Data items |
>> Start

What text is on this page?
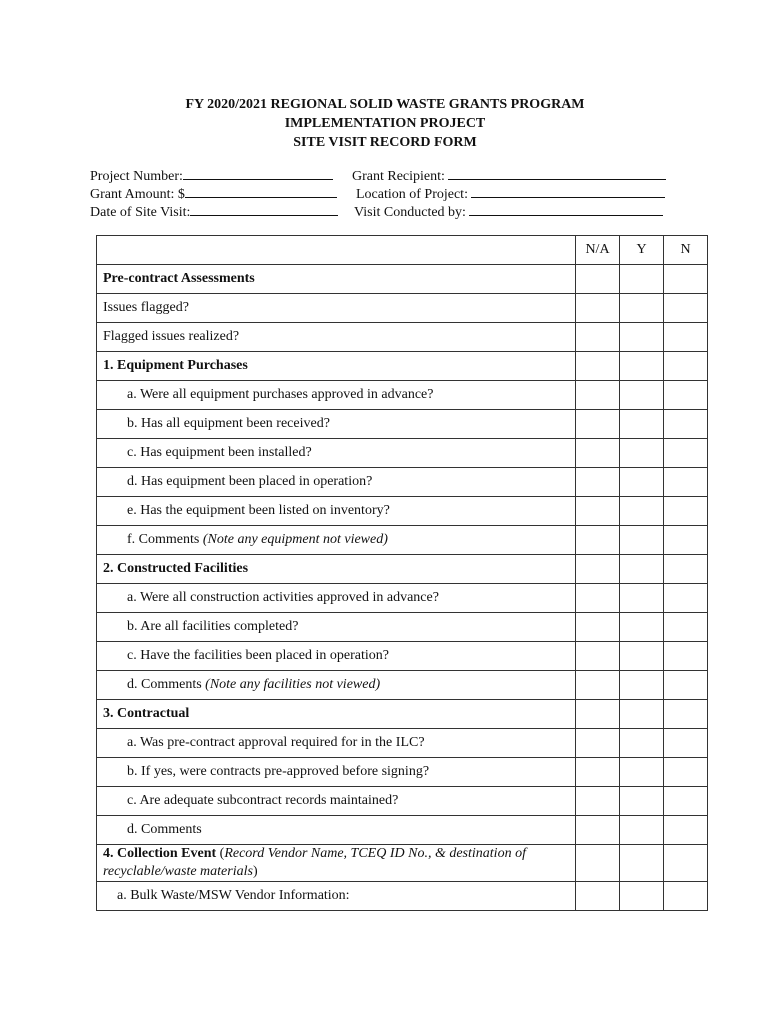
FY 2020/2021 REGIONAL SOLID WASTE GRANTS PROGRAM
IMPLEMENTATION PROJECT
SITE VISIT RECORD FORM
Project Number:	Grant Recipient:
Grant Amount: $	Location of Project:
Date of Site Visit:	Visit Conducted by:
	N/A	Y	N
Pre-contract Assessments			
Issues flagged?			
Flagged issues realized?			
1. Equipment Purchases			
a. Were all equipment purchases approved in advance?			
b. Has all equipment been received?			
c. Has equipment been installed?			
d. Has equipment been placed in operation?			
e. Has the equipment been listed on inventory?			
f. Comments (Note any equipment not viewed)			
2. Constructed Facilities			
a. Were all construction activities approved in advance?			
b. Are all facilities completed?			
c. Have the facilities been placed in operation?			
d. Comments (Note any facilities not viewed)			
3. Contractual			
a. Was pre-contract approval required for in the ILC?			
b. If yes, were contracts pre-approved before signing?			
c. Are adequate subcontract records maintained?			
d. Comments			
4. Collection Event (Record Vendor Name, TCEQ ID No., & destination of recyclable/waste materials)			
a. Bulk Waste/MSW Vendor Information:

>> End

EXERCISE GOAL | Write out the listing above again, exactly, but with no pictures in the copy.

CORRECT RESULT |
What text is on this page?
FY 2020/2021 REGIONAL SOLID WASTE GRANTS PROGRAM
IMPLEMENTATION PROJECT
SITE VISIT RECORD FORM
Project Number:	Grant Recipient:
Grant Amount: $	Location of Project:
Date of Site Visit:	Visit Conducted by:
	N/A	Y	N
Pre-contract Assessments			
Issues flagged?			
Flagged issues realized?			
1. Equipment Purchases			
a. Were all equipment purchases approved in advance?			
b. Has all equipment been received?			
c. Has equipment been installed?			
d. Has equipment been placed in operation?			
e. Has the equipment been listed on inventory?			
f. Comments (Note any equipment not viewed)			
2. Constructed Facilities			
a. Were all construction activities approved in advance?			
b. Are all facilities completed?			
c. Have the facilities been placed in operation?			
d. Comments (Note any facilities not viewed)			
3. Contractual			
a. Was pre-contract approval required for in the ILC?			
b. If yes, were contracts pre-approved before signing?			
c. Are adequate subcontract records maintained?			
d. Comments			
4. Collection Event (Record Vendor Name, TCEQ ID No., & destination of recyclable/waste materials)			
a. Bulk Waste/MSW Vendor Information:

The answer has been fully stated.